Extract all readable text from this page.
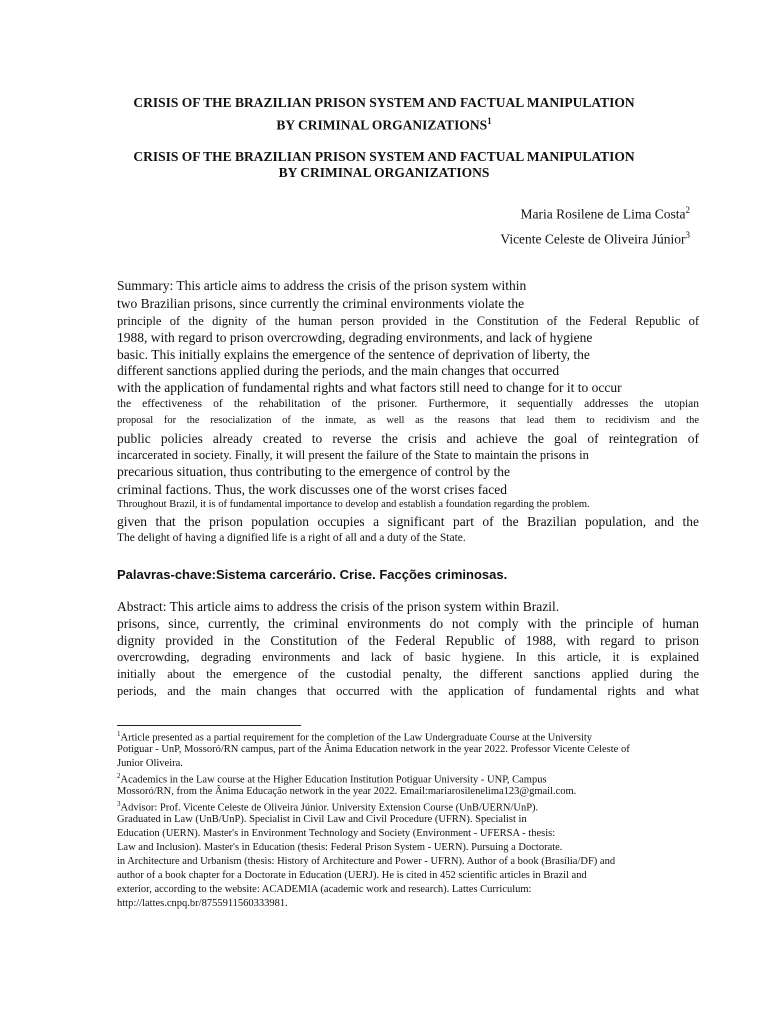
CRISIS OF THE BRAZILIAN PRISON SYSTEM AND FACTUAL MANIPULATION

BY CRIMINAL ORGANIZATIONS$^1$

CRISIS OF THE BRAZILIAN PRISON SYSTEM AND FACTUAL MANIPULATION

BY CRIMINAL ORGANIZATIONS

Maria Rosilene de Lima Costa$^2$

Vicente Celeste de Oliveira Júnior$^3$

Summary: This article aims to address the crisis of the prison system within

two Brazilian prisons, since currently the criminal environments violate the

principle of the dignity of the human person provided in the Constitution of the Federal Republic of

1988, with regard to prison overcrowding, degrading environments, and lack of hygiene

basic. This initially explains the emergence of the sentence of deprivation of liberty, the

different sanctions applied during the periods, and the main changes that occurred

with the application of fundamental rights and what factors still need to change for it to occur

the effectiveness of the rehabilitation of the prisoner. Furthermore, it sequentially addresses the utopian

proposal for the resocialization of the inmate, as well as the reasons that lead them to recidivism and the

public policies already created to reverse the crisis and achieve the goal of reintegration of

incarcerated in society. Finally, it will present the failure of the State to maintain the prisons in

precarious situation, thus contributing to the emergence of control by the

criminal factions. Thus, the work discusses one of the worst crises faced

Throughout Brazil, it is of fundamental importance to develop and establish a foundation regarding the problem.

given that the prison population occupies a significant part of the Brazilian population, and the

The delight of having a dignified life is a right of all and a duty of the State.

Palavras-chave:Sistema carcerário. Crise. Facções criminosas.

Abstract: This article aims to address the crisis of the prison system within Brazil.

prisons, since, currently, the criminal environments do not comply with the principle of human

dignity provided in the Constitution of the Federal Republic of 1988, with regard to prison

overcrowding, degrading environments and lack of basic hygiene. In this article, it is explained

initially about the emergence of the custodial penalty, the different sanctions applied during the

periods, and the main changes that occurred with the application of fundamental rights and what

$^1$Article presented as a partial requirement for the completion of the Law Undergraduate Course at the University

Potiguar - UnP, Mossoró/RN campus, part of the Ânima Education network in the year 2022. Professor Vicente Celeste of

Junior Oliveira.

$^2$Academics in the Law course at the Higher Education Institution Potiguar University - UNP, Campus

Mossoró/RN, from the Ânima Educação network in the year 2022. Email:mariarosilenelima123@gmail.com.

$^3$Advisor: Prof. Vicente Celeste de Oliveira Júnior. University Extension Course (UnB/UERN/UnP).

Graduated in Law (UnB/UnP). Specialist in Civil Law and Civil Procedure (UFRN). Specialist in

Education (UERN). Master's in Environment Technology and Society (Environment - UFERSA - thesis:

Law and Inclusion). Master's in Education (thesis: Federal Prison System - UERN). Pursuing a Doctorate.

in Architecture and Urbanism (thesis: History of Architecture and Power - UFRN). Author of a book (Brasília/DF) and

author of a book chapter for a Doctorate in Education (UERJ). He is cited in 452 scientific articles in Brazil and

exterior, according to the website: ACADEMIA (academic work and research). Lattes Curriculum:

http://lattes.cnpq.br/8755911560333981.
··········
Search the preceding listing for "application" and extract every line where it is found.

with the application of fundamental rights and what factors still need to change for it to occur
periods, and the main changes that occurred with the application of fundamental rights and what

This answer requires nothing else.